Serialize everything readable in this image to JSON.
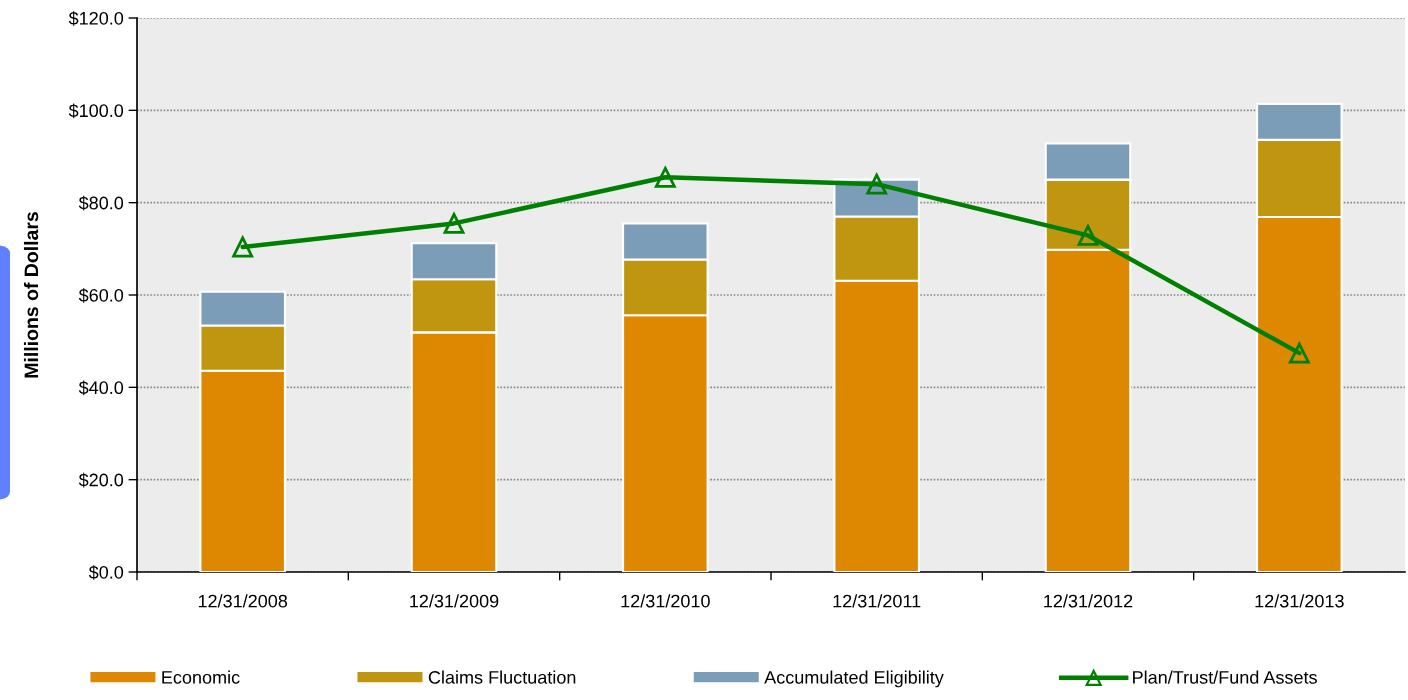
{
  "chart_data": {
    "type": "bar",
    "stacked": true,
    "categories": [
      "12/31/2008",
      "12/31/2009",
      "12/31/2010",
      "12/31/2011",
      "12/31/2012",
      "12/31/2013"
    ],
    "ylabel": "Millions of Dollars",
    "ylim": [
      0,
      120
    ],
    "yticks": [
      {
        "value": 0,
        "label": "$0.0"
      },
      {
        "value": 20,
        "label": "$20.0"
      },
      {
        "value": 40,
        "label": "$40.0"
      },
      {
        "value": 60,
        "label": "$60.0"
      },
      {
        "value": 80,
        "label": "$80.0"
      },
      {
        "value": 100,
        "label": "$100.0"
      },
      {
        "value": 120,
        "label": "$120.0"
      }
    ],
    "grid": "y",
    "legend": "bottom",
    "series": [
      {
        "name": "Economic",
        "color": "#dd8800",
        "values": [
          43.6,
          51.9,
          55.6,
          63.1,
          69.8,
          76.9
        ]
      },
      {
        "name": "Claims Fluctuation",
        "color": "#c09510",
        "values": [
          9.8,
          11.5,
          12.1,
          13.9,
          15.2,
          16.7
        ]
      },
      {
        "name": "Accumulated Eligibility",
        "color": "#7b9db8",
        "values": [
          7.3,
          7.8,
          7.8,
          8.0,
          7.8,
          7.8
        ]
      },
      {
        "name": "Plan/Trust/Fund Assets",
        "type": "line",
        "color": "#008000",
        "marker": "triangle",
        "line_style": "solid",
        "values": [
          70.4,
          75.5,
          85.5,
          84.0,
          72.9,
          47.4
        ]
      }
    ]
  }
}
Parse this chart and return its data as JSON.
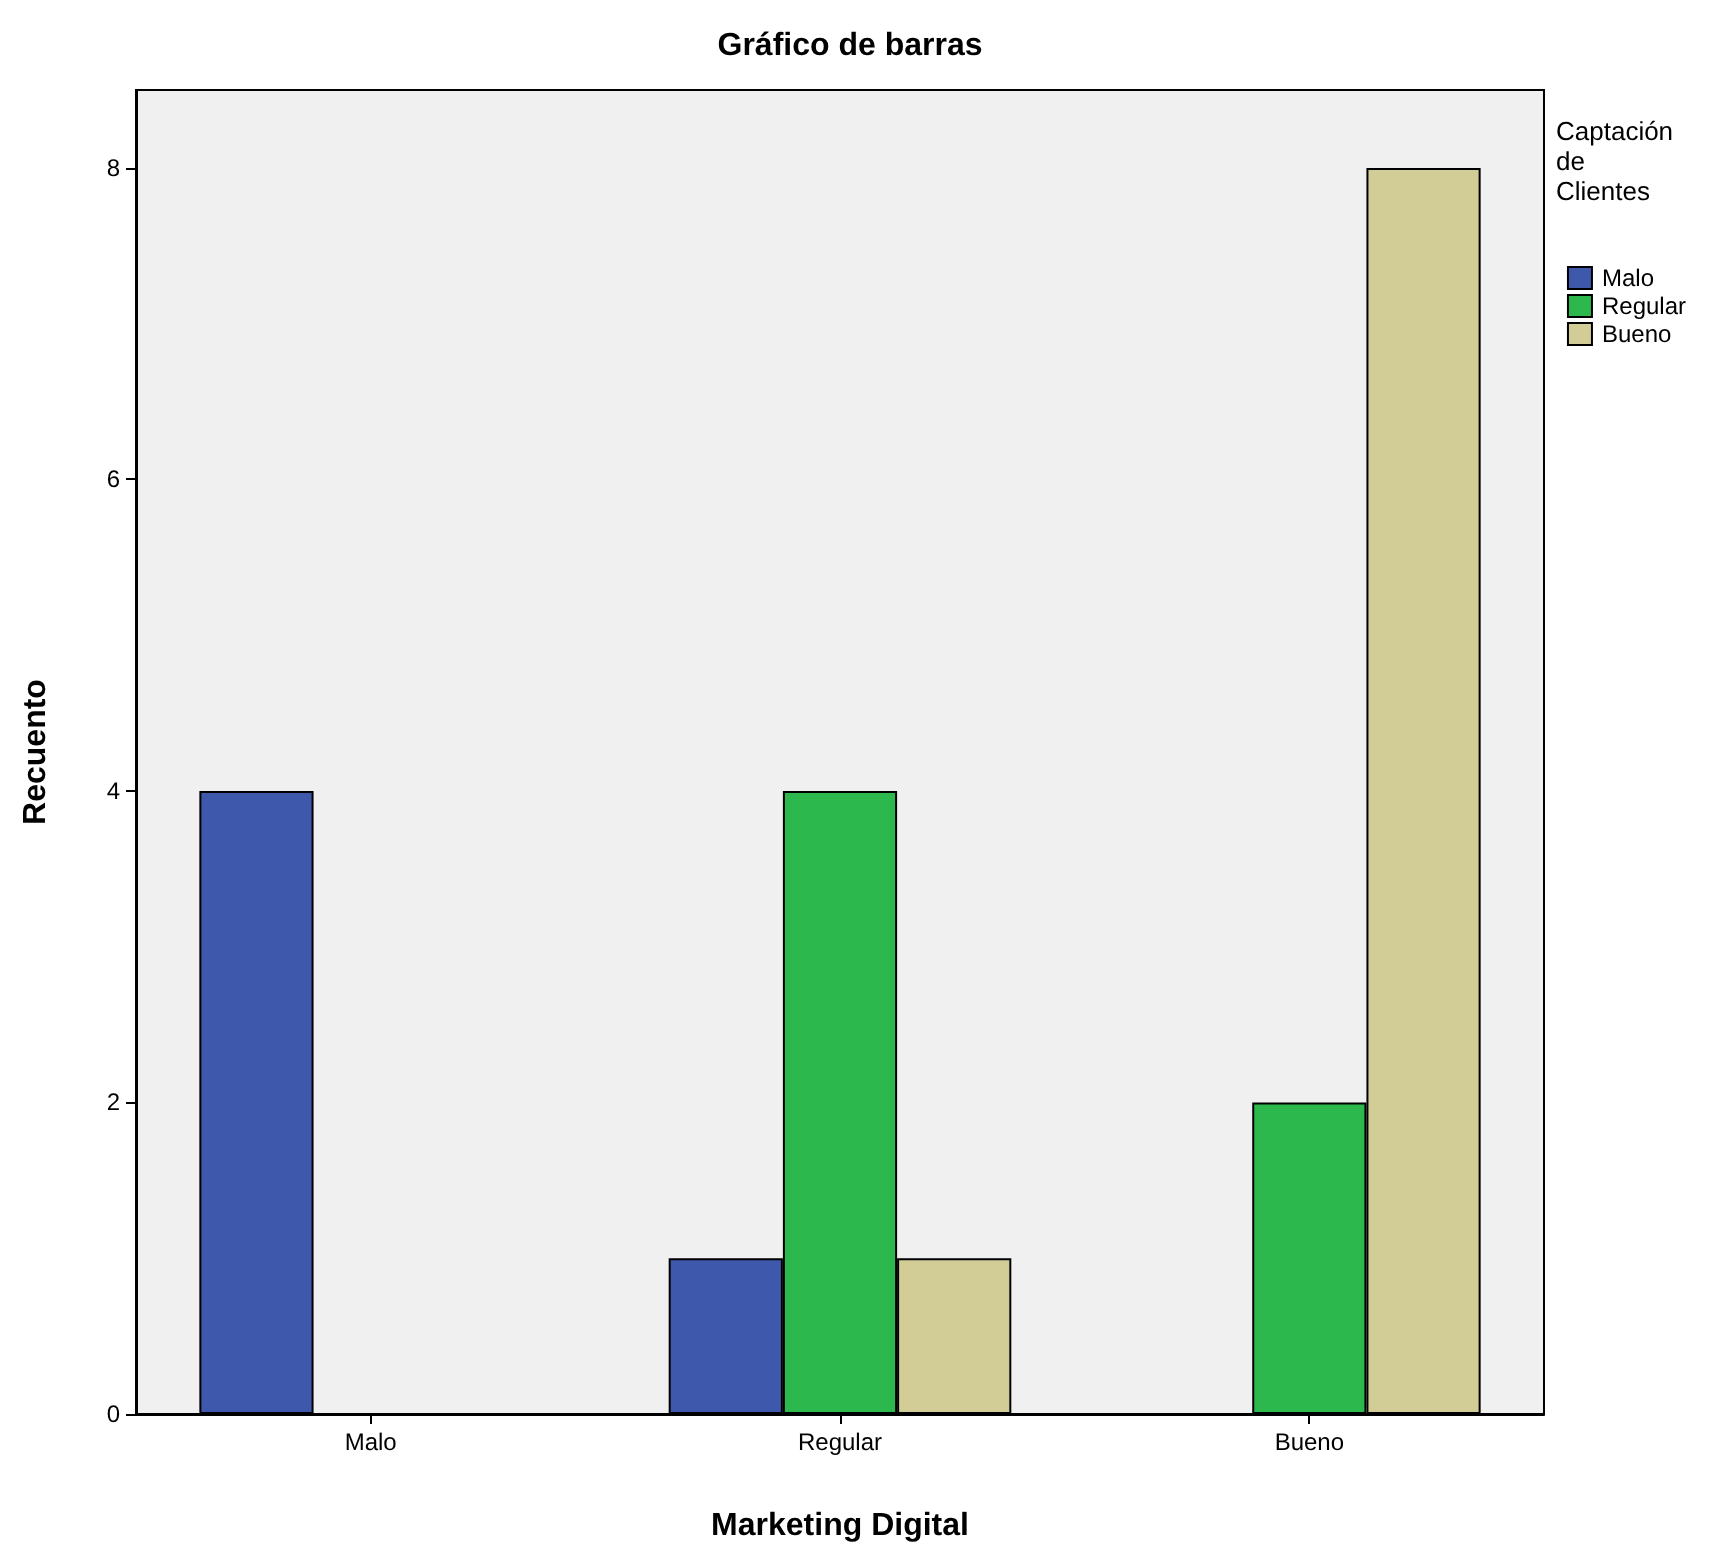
{
  "chart_data": {
    "type": "bar",
    "title": "Gráfico de barras",
    "xlabel": "Marketing Digital",
    "ylabel": "Recuento",
    "legend_title": "Captación de Clientes",
    "categories": [
      "Malo",
      "Regular",
      "Bueno"
    ],
    "series": [
      {
        "name": "Malo",
        "color": "#3e58ac",
        "values": [
          4,
          1,
          0
        ]
      },
      {
        "name": "Regular",
        "color": "#2db84d",
        "values": [
          0,
          4,
          2
        ]
      },
      {
        "name": "Bueno",
        "color": "#d2cc96",
        "values": [
          0,
          1,
          8
        ]
      }
    ],
    "ylim": [
      0,
      8.5
    ],
    "yticks": [
      0,
      2,
      4,
      6,
      8
    ],
    "grid": false,
    "legend": "top right"
  }
}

**What the task asks:** Output, exactly, all the records above; include no pictures.

**Solution to the problem:**
Serialize everything readable in this image to JSON.
{
  "chart_data": {
    "type": "bar",
    "stacked": true,
    "categories": [
      "12/31/2008",
      "12/31/2009",
      "12/31/2010",
      "12/31/2011",
      "12/31/2012",
      "12/31/2013"
    ],
    "ylabel": "Millions of Dollars",
    "ylim": [
      0,
      120
    ],
    "yticks": [
      {
        "value": 0,
        "label": "$0.0"
      },
      {
        "value": 20,
        "label": "$20.0"
      },
      {
        "value": 40,
        "label": "$40.0"
      },
      {
        "value": 60,
        "label": "$60.0"
      },
      {
        "value": 80,
        "label": "$80.0"
      },
      {
        "value": 100,
        "label": "$100.0"
      },
      {
        "value": 120,
        "label": "$120.0"
      }
    ],
    "grid": "y",
    "legend": "bottom",
    "series": [
      {
        "name": "Economic",
        "color": "#dd8800",
        "values": [
          43.6,
          51.9,
          55.6,
          63.1,
          69.8,
          76.9
        ]
      },
      {
        "name": "Claims Fluctuation",
        "color": "#c09510",
        "values": [
          9.8,
          11.5,
          12.1,
          13.9,
          15.2,
          16.7
        ]
      },
      {
        "name": "Accumulated Eligibility",
        "color": "#7b9db8",
        "values": [
          7.3,
          7.8,
          7.8,
          8.0,
          7.8,
          7.8
        ]
      },
      {
        "name": "Plan/Trust/Fund Assets",
        "type": "line",
        "color": "#008000",
        "marker": "triangle",
        "line_style": "solid",
        "values": [
          70.4,
          75.5,
          85.5,
          84.0,
          72.9,
          47.4
        ]
      }
    ]
  }
}
Parse this chart and return its data as JSON.
{
  "chart_data": {
    "type": "bar",
    "title": "Gráfico de barras",
    "xlabel": "Marketing Digital",
    "ylabel": "Recuento",
    "legend_title": "Captación de Clientes",
    "categories": [
      "Malo",
      "Regular",
      "Bueno"
    ],
    "series": [
      {
        "name": "Malo",
        "color": "#3e58ac",
        "values": [
          4,
          1,
          0
        ]
      },
      {
        "name": "Regular",
        "color": "#2db84d",
        "values": [
          0,
          4,
          2
        ]
      },
      {
        "name": "Bueno",
        "color": "#d2cc96",
        "values": [
          0,
          1,
          8
        ]
      }
    ],
    "ylim": [
      0,
      8.5
    ],
    "yticks": [
      0,
      2,
      4,
      6,
      8
    ],
    "grid": false,
    "legend": "top right"
  }
}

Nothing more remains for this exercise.